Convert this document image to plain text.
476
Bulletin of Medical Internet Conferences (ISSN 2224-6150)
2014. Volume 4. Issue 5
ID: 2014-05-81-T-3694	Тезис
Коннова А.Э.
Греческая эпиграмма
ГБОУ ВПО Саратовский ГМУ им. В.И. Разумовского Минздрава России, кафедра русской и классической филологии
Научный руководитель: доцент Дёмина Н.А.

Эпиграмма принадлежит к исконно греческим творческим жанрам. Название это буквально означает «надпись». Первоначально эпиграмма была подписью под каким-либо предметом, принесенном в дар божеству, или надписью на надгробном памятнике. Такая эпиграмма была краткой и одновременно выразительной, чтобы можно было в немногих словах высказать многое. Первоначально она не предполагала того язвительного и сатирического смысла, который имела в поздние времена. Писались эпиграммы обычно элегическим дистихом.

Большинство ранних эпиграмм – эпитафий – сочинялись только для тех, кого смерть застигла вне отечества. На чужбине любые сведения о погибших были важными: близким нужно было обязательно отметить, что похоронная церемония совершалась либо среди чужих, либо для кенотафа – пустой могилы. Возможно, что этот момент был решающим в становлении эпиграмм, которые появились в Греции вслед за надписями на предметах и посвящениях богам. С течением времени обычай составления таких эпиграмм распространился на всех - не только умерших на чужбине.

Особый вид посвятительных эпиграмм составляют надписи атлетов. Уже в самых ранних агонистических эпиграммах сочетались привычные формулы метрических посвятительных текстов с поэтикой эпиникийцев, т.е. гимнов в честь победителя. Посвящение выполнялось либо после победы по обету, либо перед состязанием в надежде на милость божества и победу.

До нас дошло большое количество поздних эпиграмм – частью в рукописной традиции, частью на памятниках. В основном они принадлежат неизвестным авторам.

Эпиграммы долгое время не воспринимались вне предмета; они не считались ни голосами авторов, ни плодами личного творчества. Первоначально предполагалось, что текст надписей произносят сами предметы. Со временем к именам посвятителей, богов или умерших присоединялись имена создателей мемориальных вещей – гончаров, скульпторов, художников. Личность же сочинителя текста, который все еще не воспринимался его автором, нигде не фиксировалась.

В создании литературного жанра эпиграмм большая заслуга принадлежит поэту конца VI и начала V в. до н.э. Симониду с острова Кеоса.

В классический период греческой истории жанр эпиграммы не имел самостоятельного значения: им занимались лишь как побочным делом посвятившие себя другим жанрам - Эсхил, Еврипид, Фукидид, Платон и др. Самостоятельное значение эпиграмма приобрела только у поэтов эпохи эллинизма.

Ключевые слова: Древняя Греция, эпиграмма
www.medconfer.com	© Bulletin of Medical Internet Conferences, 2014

● ● ● ●

What you need to do = Reproduce the whole listing word for word.

Answer for this exercise =
Convert this document image to plain text.
476
Bulletin of Medical Internet Conferences (ISSN 2224-6150)
2014. Volume 4. Issue 5
ID: 2014-05-81-T-3694	Тезис
Коннова А.Э.
Греческая эпиграмма
ГБОУ ВПО Саратовский ГМУ им. В.И. Разумовского Минздрава России, кафедра русской и классической филологии
Научный руководитель: доцент Дёмина Н.А.

Эпиграмма принадлежит к исконно греческим творческим жанрам. Название это буквально означает «надпись». Первоначально эпиграмма была подписью под каким-либо предметом, принесенном в дар божеству, или надписью на надгробном памятнике. Такая эпиграмма была краткой и одновременно выразительной, чтобы можно было в немногих словах высказать многое. Первоначально она не предполагала того язвительного и сатирического смысла, который имела в поздние времена. Писались эпиграммы обычно элегическим дистихом.

Большинство ранних эпиграмм – эпитафий – сочинялись только для тех, кого смерть застигла вне отечества. На чужбине любые сведения о погибших были важными: близким нужно было обязательно отметить, что похоронная церемония совершалась либо среди чужих, либо для кенотафа – пустой могилы. Возможно, что этот момент был решающим в становлении эпиграмм, которые появились в Греции вслед за надписями на предметах и посвящениях богам. С течением времени обычай составления таких эпиграмм распространился на всех - не только умерших на чужбине.

Особый вид посвятительных эпиграмм составляют надписи атлетов. Уже в самых ранних агонистических эпиграммах сочетались привычные формулы метрических посвятительных текстов с поэтикой эпиникийцев, т.е. гимнов в честь победителя. Посвящение выполнялось либо после победы по обету, либо перед состязанием в надежде на милость божества и победу.

До нас дошло большое количество поздних эпиграмм – частью в рукописной традиции, частью на памятниках. В основном они принадлежат неизвестным авторам.

Эпиграммы долгое время не воспринимались вне предмета; они не считались ни голосами авторов, ни плодами личного творчества. Первоначально предполагалось, что текст надписей произносят сами предметы. Со временем к именам посвятителей, богов или умерших присоединялись имена создателей мемориальных вещей – гончаров, скульпторов, художников. Личность же сочинителя текста, который все еще не воспринимался его автором, нигде не фиксировалась.

В создании литературного жанра эпиграмм большая заслуга принадлежит поэту конца VI и начала V в. до н.э. Симониду с острова Кеоса.

В классический период греческой истории жанр эпиграммы не имел самостоятельного значения: им занимались лишь как побочным делом посвятившие себя другим жанрам - Эсхил, Еврипид, Фукидид, Платон и др. Самостоятельное значение эпиграмма приобрела только у поэтов эпохи эллинизма.

Ключевые слова: Древняя Греция, эпиграмма
www.medconfer.com	© Bulletin of Medical Internet Conferences, 2014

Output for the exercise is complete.